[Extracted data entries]
__________

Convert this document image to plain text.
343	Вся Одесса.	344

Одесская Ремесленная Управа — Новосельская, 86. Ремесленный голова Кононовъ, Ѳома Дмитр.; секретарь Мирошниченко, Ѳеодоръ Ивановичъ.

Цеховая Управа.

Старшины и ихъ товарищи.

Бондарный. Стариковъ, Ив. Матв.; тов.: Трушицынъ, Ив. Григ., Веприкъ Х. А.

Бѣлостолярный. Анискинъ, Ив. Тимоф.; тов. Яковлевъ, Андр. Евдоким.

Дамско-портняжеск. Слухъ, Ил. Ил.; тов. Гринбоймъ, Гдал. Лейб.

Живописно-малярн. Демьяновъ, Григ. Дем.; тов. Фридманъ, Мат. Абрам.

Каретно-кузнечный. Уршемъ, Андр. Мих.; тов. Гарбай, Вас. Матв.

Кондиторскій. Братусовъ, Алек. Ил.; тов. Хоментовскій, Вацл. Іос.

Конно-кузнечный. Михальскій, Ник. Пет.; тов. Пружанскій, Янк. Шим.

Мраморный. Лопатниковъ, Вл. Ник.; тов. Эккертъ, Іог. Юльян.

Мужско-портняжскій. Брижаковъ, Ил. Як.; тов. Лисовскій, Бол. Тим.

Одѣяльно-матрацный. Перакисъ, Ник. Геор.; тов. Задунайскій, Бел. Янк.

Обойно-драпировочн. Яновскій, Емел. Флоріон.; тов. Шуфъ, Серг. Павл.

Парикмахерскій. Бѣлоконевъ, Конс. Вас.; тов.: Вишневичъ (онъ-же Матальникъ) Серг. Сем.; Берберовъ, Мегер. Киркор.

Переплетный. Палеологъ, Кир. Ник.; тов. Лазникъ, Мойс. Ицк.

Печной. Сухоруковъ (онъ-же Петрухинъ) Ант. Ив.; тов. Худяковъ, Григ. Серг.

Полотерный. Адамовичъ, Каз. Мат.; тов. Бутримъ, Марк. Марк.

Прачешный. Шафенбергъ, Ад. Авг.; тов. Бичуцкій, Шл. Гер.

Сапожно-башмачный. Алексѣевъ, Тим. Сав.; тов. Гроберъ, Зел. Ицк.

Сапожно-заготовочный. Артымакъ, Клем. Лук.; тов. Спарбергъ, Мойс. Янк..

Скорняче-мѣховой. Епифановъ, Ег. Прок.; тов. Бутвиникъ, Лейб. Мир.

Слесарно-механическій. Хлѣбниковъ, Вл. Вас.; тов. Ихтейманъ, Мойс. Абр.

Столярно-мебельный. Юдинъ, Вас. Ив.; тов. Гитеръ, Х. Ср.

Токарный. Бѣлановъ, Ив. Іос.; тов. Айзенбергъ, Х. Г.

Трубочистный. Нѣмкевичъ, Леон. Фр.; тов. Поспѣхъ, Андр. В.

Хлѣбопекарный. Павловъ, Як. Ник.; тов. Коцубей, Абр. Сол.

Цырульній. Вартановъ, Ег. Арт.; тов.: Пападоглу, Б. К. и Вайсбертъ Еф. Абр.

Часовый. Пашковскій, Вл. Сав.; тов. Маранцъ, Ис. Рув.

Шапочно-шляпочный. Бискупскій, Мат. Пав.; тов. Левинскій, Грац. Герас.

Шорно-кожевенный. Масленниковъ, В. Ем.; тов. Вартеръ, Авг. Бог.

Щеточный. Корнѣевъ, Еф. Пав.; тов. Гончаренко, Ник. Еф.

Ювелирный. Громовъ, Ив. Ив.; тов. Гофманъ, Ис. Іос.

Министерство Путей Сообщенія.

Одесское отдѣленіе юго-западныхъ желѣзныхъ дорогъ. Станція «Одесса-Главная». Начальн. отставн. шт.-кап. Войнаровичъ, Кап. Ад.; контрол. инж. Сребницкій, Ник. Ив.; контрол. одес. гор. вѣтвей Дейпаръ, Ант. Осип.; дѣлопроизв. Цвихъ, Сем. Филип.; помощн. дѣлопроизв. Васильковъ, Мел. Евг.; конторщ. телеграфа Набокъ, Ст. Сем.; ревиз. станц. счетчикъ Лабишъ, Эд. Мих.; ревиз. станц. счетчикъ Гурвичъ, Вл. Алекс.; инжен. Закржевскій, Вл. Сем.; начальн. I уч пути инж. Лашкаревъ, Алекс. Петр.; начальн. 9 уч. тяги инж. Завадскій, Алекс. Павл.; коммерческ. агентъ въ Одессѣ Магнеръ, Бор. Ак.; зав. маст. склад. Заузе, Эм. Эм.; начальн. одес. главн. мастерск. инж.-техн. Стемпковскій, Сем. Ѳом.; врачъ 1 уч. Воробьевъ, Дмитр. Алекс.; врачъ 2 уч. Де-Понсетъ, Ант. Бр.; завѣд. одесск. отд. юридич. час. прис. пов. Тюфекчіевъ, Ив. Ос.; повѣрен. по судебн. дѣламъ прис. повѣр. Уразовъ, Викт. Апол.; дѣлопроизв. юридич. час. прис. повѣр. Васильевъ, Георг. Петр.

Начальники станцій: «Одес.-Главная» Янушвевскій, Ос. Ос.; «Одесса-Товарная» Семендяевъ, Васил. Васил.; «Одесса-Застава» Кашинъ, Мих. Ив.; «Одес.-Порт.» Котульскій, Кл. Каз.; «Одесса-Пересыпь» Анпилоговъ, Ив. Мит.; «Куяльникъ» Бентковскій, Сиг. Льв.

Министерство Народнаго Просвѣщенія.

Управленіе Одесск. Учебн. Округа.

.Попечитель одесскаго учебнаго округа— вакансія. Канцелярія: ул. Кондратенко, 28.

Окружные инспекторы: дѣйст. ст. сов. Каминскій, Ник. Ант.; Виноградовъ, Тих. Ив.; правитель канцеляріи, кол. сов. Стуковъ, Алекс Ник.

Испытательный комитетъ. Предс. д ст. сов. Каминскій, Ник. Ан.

__________

• GOAL: Please set down each line of the records exactly as given.

• TASK ANSWER:
Convert this document image to plain text.
343	Вся Одесса.	344

Одесская Ремесленная Управа — Новосельская, 86. Ремесленный голова Кононовъ, Ѳома Дмитр.; секретарь Мирошниченко, Ѳеодоръ Ивановичъ.

Цеховая Управа.

Старшины и ихъ товарищи.

Бондарный. Стариковъ, Ив. Матв.; тов.: Трушицынъ, Ив. Григ., Веприкъ Х. А.

Бѣлостолярный. Анискинъ, Ив. Тимоф.; тов. Яковлевъ, Андр. Евдоким.

Дамско-портняжеск. Слухъ, Ил. Ил.; тов. Гринбоймъ, Гдал. Лейб.

Живописно-малярн. Демьяновъ, Григ. Дем.; тов. Фридманъ, Мат. Абрам.

Каретно-кузнечный. Уршемъ, Андр. Мих.; тов. Гарбай, Вас. Матв.

Кондиторскій. Братусовъ, Алек. Ил.; тов. Хоментовскій, Вацл. Іос.

Конно-кузнечный. Михальскій, Ник. Пет.; тов. Пружанскій, Янк. Шим.

Мраморный. Лопатниковъ, Вл. Ник.; тов. Эккертъ, Іог. Юльян.

Мужско-портняжскій. Брижаковъ, Ил. Як.; тов. Лисовскій, Бол. Тим.

Одѣяльно-матрацный. Перакисъ, Ник. Геор.; тов. Задунайскій, Бел. Янк.

Обойно-драпировочн. Яновскій, Емел. Флоріон.; тов. Шуфъ, Серг. Павл.

Парикмахерскій. Бѣлоконевъ, Конс. Вас.; тов.: Вишневичъ (онъ-же Матальникъ) Серг. Сем.; Берберовъ, Мегер. Киркор.

Переплетный. Палеологъ, Кир. Ник.; тов. Лазникъ, Мойс. Ицк.

Печной. Сухоруковъ (онъ-же Петрухинъ) Ант. Ив.; тов. Худяковъ, Григ. Серг.

Полотерный. Адамовичъ, Каз. Мат.; тов. Бутримъ, Марк. Марк.

Прачешный. Шафенбергъ, Ад. Авг.; тов. Бичуцкій, Шл. Гер.

Сапожно-башмачный. Алексѣевъ, Тим. Сав.; тов. Гроберъ, Зел. Ицк.

Сапожно-заготовочный. Артымакъ, Клем. Лук.; тов. Спарбергъ, Мойс. Янк..

Скорняче-мѣховой. Епифановъ, Ег. Прок.; тов. Бутвиникъ, Лейб. Мир.

Слесарно-механическій. Хлѣбниковъ, Вл. Вас.; тов. Ихтейманъ, Мойс. Абр.

Столярно-мебельный. Юдинъ, Вас. Ив.; тов. Гитеръ, Х. Ср.

Токарный. Бѣлановъ, Ив. Іос.; тов. Айзенбергъ, Х. Г.

Трубочистный. Нѣмкевичъ, Леон. Фр.; тов. Поспѣхъ, Андр. В.

Хлѣбопекарный. Павловъ, Як. Ник.; тов. Коцубей, Абр. Сол.

Цырульній. Вартановъ, Ег. Арт.; тов.: Пападоглу, Б. К. и Вайсбертъ Еф. Абр.

Часовый. Пашковскій, Вл. Сав.; тов. Маранцъ, Ис. Рув.

Шапочно-шляпочный. Бискупскій, Мат. Пав.; тов. Левинскій, Грац. Герас.

Шорно-кожевенный. Масленниковъ, В. Ем.; тов. Вартеръ, Авг. Бог.

Щеточный. Корнѣевъ, Еф. Пав.; тов. Гончаренко, Ник. Еф.

Ювелирный. Громовъ, Ив. Ив.; тов. Гофманъ, Ис. Іос.

Министерство Путей Сообщенія.

Одесское отдѣленіе юго-западныхъ желѣзныхъ дорогъ. Станція «Одесса-Главная». Начальн. отставн. шт.-кап. Войнаровичъ, Кап. Ад.; контрол. инж. Сребницкій, Ник. Ив.; контрол. одес. гор. вѣтвей Дейпаръ, Ант. Осип.; дѣлопроизв. Цвихъ, Сем. Филип.; помощн. дѣлопроизв. Васильковъ, Мел. Евг.; конторщ. телеграфа Набокъ, Ст. Сем.; ревиз. станц. счетчикъ Лабишъ, Эд. Мих.; ревиз. станц. счетчикъ Гурвичъ, Вл. Алекс.; инжен. Закржевскій, Вл. Сем.; начальн. I уч пути инж. Лашкаревъ, Алекс. Петр.; начальн. 9 уч. тяги инж. Завадскій, Алекс. Павл.; коммерческ. агентъ въ Одессѣ Магнеръ, Бор. Ак.; зав. маст. склад. Заузе, Эм. Эм.; начальн. одес. главн. мастерск. инж.-техн. Стемпковскій, Сем. Ѳом.; врачъ 1 уч. Воробьевъ, Дмитр. Алекс.; врачъ 2 уч. Де-Понсетъ, Ант. Бр.; завѣд. одесск. отд. юридич. час. прис. пов. Тюфекчіевъ, Ив. Ос.; повѣрен. по судебн. дѣламъ прис. повѣр. Уразовъ, Викт. Апол.; дѣлопроизв. юридич. час. прис. повѣр. Васильевъ, Георг. Петр.

Начальники станцій: «Одес.-Главная» Янушвевскій, Ос. Ос.; «Одесса-Товарная» Семендяевъ, Васил. Васил.; «Одесса-Застава» Кашинъ, Мих. Ив.; «Одес.-Порт.» Котульскій, Кл. Каз.; «Одесса-Пересыпь» Анпилоговъ, Ив. Мит.; «Куяльникъ» Бентковскій, Сиг. Льв.

Министерство Народнаго Просвѣщенія.

Управленіе Одесск. Учебн. Округа.

.Попечитель одесскаго учебнаго округа— вакансія. Канцелярія: ул. Кондратенко, 28.

Окружные инспекторы: дѣйст. ст. сов. Каминскій, Ник. Ант.; Виноградовъ, Тих. Ив.; правитель канцеляріи, кол. сов. Стуковъ, Алекс Ник.

Испытательный комитетъ. Предс. д ст. сов. Каминскій, Ник. Ан.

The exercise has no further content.